● STATED TASK:
Gather each line in the entries that includes the string "정보전달".

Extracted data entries
···

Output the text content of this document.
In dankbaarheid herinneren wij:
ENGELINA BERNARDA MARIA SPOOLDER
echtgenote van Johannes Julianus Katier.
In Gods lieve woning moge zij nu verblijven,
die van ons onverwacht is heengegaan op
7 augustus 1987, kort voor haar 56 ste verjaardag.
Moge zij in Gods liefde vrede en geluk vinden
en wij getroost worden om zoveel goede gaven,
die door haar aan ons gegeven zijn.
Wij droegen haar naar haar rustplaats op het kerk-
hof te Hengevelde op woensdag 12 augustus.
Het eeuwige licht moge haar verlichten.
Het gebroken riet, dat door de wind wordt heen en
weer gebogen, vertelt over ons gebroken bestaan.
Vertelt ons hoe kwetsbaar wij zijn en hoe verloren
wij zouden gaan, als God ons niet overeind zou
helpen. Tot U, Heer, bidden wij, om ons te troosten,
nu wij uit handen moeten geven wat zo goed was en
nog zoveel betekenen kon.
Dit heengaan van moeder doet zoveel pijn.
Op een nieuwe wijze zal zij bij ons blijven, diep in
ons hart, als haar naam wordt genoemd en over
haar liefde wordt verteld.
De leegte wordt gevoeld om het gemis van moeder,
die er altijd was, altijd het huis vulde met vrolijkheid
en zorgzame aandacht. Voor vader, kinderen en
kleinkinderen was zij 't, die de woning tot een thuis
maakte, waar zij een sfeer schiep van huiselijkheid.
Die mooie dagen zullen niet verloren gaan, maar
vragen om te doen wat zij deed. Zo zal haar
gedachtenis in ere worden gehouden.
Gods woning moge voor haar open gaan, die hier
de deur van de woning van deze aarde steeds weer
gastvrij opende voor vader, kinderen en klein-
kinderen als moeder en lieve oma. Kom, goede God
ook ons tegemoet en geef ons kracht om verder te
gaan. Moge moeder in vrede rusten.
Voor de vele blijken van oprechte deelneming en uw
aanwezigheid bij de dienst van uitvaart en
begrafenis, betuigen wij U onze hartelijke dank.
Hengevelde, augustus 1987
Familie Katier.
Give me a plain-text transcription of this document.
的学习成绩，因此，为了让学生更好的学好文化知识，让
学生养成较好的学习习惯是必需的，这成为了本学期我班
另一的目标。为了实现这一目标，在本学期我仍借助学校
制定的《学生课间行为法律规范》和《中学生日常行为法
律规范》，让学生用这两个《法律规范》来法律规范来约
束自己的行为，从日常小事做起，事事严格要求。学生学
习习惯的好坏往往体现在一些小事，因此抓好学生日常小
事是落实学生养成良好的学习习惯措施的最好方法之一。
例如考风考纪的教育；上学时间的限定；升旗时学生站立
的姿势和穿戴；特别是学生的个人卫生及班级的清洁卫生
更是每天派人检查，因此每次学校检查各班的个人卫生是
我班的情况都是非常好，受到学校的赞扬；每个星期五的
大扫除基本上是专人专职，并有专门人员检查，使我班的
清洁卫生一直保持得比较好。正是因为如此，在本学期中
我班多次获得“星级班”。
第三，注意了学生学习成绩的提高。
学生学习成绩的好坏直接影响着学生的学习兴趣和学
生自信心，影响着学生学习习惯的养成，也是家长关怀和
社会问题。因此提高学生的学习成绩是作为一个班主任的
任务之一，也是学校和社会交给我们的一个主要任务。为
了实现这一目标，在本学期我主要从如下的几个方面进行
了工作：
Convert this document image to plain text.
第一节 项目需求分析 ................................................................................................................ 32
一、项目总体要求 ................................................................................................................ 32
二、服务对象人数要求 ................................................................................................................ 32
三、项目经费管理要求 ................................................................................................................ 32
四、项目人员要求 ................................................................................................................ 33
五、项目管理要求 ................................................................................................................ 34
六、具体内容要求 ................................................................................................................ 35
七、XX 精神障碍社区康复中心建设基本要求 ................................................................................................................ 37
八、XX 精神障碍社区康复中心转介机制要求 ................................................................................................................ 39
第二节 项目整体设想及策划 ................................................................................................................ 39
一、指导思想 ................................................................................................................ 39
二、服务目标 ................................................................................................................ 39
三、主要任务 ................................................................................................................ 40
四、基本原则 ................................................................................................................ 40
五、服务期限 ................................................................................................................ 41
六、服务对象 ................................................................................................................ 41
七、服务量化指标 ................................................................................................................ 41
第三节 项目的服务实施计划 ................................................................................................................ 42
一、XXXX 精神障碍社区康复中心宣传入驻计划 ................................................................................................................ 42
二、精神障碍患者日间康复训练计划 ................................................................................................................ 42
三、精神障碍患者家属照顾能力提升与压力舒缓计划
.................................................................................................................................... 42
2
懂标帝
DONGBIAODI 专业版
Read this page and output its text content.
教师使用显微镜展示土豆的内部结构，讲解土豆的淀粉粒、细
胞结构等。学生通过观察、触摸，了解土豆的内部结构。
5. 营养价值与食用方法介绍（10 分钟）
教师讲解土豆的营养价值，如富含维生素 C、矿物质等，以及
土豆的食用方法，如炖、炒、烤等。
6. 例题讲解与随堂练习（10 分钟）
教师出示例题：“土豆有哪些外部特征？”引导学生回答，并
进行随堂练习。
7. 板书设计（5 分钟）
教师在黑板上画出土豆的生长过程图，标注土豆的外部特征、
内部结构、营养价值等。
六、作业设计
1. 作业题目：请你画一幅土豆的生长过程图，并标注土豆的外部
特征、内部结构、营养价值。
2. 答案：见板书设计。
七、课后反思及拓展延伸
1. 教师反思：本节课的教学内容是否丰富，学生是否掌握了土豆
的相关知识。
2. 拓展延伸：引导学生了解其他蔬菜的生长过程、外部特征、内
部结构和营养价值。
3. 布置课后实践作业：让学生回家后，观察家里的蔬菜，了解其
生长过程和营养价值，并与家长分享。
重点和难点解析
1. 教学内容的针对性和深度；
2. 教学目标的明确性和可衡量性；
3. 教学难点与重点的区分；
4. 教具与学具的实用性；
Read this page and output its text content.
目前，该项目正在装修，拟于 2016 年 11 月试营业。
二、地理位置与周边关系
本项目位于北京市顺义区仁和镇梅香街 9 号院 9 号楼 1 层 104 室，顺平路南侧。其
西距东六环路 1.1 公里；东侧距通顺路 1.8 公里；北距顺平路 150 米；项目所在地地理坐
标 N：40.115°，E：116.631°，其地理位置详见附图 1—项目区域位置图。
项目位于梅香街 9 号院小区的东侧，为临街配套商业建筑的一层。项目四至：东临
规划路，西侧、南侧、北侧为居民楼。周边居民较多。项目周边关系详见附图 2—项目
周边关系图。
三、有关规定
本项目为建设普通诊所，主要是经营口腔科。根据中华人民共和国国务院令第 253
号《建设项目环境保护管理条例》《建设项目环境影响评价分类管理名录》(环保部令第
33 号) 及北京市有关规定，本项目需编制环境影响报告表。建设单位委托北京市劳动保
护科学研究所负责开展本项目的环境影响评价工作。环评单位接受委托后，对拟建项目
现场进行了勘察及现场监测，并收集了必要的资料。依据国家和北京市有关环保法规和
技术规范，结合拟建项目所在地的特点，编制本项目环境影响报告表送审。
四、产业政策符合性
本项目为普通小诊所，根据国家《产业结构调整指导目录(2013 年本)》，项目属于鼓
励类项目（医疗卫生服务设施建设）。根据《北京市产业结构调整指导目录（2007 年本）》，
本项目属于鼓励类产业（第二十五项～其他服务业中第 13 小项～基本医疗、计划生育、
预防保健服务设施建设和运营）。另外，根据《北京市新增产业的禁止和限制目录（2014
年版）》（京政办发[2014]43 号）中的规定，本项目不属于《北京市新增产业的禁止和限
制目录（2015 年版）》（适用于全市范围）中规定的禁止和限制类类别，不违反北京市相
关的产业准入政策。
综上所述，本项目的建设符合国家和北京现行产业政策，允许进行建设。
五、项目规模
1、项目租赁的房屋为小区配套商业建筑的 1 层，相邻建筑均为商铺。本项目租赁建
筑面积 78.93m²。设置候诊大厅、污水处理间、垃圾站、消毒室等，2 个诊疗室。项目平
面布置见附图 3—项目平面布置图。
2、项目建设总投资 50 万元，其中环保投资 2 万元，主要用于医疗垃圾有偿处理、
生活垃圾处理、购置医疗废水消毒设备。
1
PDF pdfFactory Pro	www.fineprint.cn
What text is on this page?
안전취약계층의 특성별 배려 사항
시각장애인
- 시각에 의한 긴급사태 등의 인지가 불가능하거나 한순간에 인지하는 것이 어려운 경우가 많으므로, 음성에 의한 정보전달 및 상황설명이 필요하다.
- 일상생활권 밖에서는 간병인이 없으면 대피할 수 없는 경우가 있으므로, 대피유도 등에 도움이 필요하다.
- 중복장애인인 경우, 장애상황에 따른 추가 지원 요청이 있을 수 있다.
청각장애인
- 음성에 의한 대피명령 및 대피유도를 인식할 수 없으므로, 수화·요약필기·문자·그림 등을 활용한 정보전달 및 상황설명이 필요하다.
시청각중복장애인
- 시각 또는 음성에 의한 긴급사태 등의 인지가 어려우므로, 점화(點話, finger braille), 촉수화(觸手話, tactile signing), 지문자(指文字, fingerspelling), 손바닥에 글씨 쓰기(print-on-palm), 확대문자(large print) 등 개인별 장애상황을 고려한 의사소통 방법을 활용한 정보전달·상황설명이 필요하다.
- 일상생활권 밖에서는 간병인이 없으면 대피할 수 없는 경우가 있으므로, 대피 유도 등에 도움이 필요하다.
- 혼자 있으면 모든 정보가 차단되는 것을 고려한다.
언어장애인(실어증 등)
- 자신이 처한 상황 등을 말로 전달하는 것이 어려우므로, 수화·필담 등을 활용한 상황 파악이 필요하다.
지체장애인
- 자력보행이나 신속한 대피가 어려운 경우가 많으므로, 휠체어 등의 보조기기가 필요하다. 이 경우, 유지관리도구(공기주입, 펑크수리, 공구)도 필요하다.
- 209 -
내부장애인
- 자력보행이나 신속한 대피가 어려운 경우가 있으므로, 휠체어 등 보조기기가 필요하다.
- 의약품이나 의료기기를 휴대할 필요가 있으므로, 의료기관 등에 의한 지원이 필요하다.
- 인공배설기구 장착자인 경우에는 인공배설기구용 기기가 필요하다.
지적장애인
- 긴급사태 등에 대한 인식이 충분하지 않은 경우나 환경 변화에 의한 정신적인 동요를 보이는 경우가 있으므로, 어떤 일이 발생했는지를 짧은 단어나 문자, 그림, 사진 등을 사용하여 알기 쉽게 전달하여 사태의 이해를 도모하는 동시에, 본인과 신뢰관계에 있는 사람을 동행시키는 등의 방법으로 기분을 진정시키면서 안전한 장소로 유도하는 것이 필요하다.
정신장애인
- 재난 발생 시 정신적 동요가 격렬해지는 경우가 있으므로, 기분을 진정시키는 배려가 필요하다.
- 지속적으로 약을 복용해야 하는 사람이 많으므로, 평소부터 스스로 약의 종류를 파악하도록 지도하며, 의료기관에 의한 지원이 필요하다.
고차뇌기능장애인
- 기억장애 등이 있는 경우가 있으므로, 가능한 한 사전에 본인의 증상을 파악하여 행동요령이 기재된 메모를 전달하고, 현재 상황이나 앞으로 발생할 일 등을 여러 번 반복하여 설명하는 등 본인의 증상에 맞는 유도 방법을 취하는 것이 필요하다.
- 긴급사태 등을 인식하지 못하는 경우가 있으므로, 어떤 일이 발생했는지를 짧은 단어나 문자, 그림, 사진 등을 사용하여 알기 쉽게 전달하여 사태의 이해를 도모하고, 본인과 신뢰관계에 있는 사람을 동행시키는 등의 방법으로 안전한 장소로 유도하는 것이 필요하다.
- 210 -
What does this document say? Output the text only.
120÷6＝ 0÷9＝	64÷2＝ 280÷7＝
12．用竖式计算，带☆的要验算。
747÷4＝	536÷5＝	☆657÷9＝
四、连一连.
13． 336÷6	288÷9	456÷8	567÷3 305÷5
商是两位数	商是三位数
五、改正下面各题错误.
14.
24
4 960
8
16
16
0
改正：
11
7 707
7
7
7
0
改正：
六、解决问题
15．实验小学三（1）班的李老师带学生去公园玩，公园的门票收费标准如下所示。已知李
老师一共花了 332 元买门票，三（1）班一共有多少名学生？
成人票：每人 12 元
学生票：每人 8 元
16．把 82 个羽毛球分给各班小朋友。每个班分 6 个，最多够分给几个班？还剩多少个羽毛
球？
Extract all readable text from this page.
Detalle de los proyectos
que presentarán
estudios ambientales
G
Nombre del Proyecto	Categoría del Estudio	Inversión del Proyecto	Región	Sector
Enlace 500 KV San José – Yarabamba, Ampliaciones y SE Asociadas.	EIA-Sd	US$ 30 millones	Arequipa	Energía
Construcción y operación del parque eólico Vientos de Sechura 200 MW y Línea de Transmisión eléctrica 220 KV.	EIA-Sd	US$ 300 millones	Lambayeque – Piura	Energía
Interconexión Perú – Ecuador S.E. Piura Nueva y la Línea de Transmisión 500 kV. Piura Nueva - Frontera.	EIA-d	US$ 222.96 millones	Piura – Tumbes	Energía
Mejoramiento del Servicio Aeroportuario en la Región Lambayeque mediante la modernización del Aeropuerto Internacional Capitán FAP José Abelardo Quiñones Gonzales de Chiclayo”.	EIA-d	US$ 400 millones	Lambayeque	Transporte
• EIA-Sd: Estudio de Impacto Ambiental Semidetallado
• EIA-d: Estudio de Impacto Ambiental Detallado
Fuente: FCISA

···

● EXERCISE RESULT:
- 시각에 의한 긴급사태 등의 인지가 불가능하거나 한순간에 인지하는 것이 어려운 경우가 많으므로, 음성에 의한 정보전달 및 상황설명이 필요하다.
- 음성에 의한 대피명령 및 대피유도를 인식할 수 없으므로, 수화·요약필기·문자·그림 등을 활용한 정보전달 및 상황설명이 필요하다.
- 시각 또는 음성에 의한 긴급사태 등의 인지가 어려우므로, 점화(點話, finger braille), 촉수화(觸手話, tactile signing), 지문자(指文字, fingerspelling), 손바닥에 글씨 쓰기(print-on-palm), 확대문자(large print) 등 개인별 장애상황을 고려한 의사소통 방법을 활용한 정보전달·상황설명이 필요하다.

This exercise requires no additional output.